### ENTRIES PROVIDED
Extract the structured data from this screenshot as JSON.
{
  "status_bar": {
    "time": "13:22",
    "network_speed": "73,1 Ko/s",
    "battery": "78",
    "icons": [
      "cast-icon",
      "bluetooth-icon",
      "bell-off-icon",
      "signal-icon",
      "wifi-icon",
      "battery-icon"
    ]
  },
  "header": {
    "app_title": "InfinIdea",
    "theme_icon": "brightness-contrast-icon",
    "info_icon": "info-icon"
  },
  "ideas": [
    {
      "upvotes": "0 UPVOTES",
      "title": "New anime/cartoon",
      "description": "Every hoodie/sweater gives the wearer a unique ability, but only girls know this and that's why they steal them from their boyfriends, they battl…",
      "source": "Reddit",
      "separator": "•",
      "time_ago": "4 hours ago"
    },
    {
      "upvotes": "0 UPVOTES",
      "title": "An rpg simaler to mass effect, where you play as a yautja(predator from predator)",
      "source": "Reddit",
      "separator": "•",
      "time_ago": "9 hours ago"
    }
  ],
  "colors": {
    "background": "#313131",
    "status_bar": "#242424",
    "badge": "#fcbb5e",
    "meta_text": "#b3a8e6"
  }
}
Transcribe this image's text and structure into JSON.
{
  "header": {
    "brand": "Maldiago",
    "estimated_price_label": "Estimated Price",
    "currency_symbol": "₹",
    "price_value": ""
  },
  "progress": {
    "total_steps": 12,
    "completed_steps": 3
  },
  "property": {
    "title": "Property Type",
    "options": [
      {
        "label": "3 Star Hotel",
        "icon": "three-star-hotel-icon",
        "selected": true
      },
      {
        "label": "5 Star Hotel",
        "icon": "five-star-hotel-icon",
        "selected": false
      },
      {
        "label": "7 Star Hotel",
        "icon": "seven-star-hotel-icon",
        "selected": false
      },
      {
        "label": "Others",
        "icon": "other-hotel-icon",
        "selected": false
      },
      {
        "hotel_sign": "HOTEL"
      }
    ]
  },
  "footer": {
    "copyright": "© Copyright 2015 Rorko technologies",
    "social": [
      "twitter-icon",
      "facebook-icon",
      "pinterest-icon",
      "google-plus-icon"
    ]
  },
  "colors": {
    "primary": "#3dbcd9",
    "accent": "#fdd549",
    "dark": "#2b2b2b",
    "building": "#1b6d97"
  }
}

### YOUR OBJECTIVE
Take every line containing the word "hours" and copy it.

### TASK OUTPUT
      "time_ago": "4 hours ago"
      "time_ago": "9 hours ago"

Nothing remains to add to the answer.